** begin **

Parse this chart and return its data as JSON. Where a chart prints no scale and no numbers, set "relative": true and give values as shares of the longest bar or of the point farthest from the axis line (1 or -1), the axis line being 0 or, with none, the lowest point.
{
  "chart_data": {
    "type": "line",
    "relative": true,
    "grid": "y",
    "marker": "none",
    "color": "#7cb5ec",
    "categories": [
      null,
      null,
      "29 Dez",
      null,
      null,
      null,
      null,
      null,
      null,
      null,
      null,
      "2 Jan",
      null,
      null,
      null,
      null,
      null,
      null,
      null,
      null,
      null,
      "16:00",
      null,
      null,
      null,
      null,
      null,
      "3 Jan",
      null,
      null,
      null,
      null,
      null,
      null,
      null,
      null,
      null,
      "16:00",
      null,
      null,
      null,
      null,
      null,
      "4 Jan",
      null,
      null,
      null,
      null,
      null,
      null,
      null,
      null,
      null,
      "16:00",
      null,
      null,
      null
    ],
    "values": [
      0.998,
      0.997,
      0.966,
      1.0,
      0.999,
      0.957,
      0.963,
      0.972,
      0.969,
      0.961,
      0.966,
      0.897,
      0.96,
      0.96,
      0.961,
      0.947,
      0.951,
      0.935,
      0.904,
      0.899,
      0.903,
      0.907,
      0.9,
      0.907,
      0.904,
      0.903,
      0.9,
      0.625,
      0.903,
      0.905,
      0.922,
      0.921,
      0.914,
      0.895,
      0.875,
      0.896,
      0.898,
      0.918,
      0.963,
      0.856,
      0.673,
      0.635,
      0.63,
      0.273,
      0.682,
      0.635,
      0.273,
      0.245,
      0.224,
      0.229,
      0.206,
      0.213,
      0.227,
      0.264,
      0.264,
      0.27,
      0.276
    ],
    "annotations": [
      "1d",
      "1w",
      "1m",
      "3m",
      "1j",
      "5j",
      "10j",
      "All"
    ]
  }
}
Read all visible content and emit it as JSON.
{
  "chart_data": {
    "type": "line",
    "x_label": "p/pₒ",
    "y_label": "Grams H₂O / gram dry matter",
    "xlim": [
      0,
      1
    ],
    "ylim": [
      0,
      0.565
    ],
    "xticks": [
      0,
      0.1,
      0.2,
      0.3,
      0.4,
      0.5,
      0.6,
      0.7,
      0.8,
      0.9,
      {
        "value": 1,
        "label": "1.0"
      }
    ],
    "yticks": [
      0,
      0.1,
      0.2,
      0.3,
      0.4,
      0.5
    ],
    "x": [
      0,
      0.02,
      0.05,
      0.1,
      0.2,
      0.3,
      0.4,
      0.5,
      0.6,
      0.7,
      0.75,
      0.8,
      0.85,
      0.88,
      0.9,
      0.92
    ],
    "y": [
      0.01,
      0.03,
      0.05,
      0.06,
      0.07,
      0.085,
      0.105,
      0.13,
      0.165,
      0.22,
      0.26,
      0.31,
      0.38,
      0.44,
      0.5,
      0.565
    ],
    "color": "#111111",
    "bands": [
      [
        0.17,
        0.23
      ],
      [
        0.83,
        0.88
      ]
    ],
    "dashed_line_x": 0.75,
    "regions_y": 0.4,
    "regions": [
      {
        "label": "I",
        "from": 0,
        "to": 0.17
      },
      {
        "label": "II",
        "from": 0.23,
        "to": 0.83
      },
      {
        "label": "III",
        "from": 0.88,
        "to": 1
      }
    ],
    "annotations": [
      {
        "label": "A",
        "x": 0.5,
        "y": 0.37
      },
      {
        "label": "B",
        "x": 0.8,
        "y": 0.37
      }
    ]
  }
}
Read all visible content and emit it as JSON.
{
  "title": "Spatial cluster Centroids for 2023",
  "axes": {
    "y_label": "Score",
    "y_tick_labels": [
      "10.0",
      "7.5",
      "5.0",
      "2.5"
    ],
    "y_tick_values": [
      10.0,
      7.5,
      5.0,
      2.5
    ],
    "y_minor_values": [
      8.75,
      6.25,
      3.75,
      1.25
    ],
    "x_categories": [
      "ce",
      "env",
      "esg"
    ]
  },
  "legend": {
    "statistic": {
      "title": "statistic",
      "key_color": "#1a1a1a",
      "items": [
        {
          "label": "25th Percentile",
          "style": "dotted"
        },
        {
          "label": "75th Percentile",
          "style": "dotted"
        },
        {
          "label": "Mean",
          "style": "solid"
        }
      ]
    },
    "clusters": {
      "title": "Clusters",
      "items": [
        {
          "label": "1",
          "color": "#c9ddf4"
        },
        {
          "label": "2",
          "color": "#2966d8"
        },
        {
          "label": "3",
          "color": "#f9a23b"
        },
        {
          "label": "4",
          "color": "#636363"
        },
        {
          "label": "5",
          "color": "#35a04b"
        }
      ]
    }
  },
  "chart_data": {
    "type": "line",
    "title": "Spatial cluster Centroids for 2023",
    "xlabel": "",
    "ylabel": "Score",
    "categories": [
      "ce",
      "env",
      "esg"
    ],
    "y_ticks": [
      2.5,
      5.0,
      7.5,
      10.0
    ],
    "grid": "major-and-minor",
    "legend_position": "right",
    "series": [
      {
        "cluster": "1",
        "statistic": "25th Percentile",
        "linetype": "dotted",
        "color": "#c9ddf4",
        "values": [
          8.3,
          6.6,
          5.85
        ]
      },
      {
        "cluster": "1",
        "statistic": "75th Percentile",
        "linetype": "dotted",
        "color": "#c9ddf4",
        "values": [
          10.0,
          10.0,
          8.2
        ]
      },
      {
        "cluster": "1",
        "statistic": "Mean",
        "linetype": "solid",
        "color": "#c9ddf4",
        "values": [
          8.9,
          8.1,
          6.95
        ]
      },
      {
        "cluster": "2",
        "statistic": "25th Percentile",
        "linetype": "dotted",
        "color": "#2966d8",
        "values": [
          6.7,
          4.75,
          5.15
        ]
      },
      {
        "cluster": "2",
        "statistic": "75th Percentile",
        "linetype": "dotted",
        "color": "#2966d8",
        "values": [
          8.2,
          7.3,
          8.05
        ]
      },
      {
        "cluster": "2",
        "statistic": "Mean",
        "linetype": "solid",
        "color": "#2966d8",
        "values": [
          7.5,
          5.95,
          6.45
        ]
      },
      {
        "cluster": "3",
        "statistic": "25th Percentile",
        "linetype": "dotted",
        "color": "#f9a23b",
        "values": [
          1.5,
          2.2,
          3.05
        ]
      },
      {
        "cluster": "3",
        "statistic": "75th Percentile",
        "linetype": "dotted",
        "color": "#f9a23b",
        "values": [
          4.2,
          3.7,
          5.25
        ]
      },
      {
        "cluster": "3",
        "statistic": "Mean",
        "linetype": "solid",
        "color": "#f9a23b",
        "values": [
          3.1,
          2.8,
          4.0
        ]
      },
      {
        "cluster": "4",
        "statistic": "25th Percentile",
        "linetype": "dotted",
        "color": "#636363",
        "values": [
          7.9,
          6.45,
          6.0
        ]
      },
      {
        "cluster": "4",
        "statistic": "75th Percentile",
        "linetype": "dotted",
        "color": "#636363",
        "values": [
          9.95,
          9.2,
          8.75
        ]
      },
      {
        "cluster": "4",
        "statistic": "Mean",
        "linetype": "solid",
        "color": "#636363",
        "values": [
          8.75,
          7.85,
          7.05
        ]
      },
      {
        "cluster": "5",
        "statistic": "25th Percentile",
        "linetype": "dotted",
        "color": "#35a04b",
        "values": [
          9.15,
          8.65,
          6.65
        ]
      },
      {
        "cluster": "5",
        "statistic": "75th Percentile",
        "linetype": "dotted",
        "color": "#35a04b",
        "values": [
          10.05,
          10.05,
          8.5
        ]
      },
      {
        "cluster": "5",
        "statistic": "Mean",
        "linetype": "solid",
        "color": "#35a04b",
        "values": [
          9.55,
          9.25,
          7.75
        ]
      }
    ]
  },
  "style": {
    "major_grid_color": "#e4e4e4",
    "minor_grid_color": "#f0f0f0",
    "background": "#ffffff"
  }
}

** end **

> [PROBLEM REQUIREMENTS] In the entries above, find the lines containing the word "true" and say how many there are, with no other words.

> [EXERCISE SOLUTION] 2